Your task:
Reproduce each line from the records that holds "color".

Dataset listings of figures
* * * * * * *
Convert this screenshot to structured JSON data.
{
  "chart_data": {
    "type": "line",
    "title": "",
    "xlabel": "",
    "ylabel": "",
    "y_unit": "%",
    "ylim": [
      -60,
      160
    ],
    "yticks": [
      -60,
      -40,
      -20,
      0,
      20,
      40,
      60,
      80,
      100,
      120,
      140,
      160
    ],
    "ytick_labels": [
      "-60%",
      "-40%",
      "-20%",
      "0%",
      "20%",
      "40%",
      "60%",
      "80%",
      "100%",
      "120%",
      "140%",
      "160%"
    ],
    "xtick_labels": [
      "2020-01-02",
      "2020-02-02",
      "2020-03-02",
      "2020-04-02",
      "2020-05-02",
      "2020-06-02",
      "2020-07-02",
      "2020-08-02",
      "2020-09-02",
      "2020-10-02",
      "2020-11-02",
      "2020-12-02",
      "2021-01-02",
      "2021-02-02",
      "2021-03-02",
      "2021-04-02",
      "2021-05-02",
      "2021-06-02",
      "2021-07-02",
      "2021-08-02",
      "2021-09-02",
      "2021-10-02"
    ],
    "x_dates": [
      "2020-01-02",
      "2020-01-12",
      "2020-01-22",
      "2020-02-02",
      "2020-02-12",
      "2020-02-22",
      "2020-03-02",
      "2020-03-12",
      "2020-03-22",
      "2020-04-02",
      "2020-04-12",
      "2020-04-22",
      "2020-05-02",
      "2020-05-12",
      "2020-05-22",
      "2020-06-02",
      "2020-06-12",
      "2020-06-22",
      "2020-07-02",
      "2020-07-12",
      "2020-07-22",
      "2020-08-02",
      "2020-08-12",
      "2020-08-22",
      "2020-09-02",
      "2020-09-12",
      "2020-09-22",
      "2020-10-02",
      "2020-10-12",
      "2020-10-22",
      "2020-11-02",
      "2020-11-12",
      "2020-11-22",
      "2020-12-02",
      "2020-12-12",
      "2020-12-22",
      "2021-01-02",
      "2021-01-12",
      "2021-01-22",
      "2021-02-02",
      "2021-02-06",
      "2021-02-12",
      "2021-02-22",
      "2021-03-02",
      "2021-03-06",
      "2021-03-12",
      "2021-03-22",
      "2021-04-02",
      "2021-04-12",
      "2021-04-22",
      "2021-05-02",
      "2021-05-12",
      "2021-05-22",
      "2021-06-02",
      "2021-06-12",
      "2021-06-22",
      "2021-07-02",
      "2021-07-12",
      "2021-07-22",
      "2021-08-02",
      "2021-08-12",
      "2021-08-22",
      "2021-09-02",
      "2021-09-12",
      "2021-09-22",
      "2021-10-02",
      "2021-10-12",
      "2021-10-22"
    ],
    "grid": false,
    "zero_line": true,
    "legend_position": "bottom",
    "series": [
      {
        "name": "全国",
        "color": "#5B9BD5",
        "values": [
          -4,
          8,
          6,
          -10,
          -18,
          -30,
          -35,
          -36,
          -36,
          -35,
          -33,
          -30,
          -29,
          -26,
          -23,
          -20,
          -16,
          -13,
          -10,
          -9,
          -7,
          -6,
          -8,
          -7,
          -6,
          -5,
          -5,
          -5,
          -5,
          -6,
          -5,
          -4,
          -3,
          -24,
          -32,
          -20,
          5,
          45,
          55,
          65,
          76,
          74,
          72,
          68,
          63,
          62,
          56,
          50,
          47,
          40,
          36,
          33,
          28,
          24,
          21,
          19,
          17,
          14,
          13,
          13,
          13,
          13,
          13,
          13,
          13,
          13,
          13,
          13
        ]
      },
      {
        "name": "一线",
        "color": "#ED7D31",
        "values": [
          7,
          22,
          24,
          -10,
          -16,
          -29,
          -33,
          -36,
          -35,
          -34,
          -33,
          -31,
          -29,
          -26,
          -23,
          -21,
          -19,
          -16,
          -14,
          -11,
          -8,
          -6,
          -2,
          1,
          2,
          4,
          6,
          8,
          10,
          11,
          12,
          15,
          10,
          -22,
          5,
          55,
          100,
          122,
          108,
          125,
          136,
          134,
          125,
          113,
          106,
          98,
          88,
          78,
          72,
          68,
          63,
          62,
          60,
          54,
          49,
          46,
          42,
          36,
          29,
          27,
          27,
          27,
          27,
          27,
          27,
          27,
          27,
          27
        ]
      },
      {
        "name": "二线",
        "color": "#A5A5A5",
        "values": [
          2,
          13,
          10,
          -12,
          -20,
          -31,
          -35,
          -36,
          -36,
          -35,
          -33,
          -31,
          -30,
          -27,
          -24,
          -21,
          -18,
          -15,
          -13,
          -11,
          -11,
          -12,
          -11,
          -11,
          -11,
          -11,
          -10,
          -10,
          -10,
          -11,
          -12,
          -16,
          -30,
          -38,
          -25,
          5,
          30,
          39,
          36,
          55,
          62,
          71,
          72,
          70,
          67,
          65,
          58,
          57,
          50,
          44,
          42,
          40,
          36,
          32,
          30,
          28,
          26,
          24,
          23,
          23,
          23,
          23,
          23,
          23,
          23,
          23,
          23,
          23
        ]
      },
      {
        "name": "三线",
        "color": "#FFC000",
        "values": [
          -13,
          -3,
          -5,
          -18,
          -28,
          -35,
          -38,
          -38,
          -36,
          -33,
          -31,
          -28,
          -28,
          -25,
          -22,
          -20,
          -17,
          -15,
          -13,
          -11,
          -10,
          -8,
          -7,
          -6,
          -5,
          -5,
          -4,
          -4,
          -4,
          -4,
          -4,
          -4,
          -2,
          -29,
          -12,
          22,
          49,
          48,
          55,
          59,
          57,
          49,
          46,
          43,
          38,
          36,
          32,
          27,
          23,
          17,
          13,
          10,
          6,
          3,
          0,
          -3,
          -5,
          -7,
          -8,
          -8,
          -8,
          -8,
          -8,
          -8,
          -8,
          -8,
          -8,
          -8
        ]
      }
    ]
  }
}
* * * * * * *
Worked answer:
        "color": "#5B9BD5",
        "color": "#ED7D31",
        "color": "#A5A5A5",
        "color": "#FFC000",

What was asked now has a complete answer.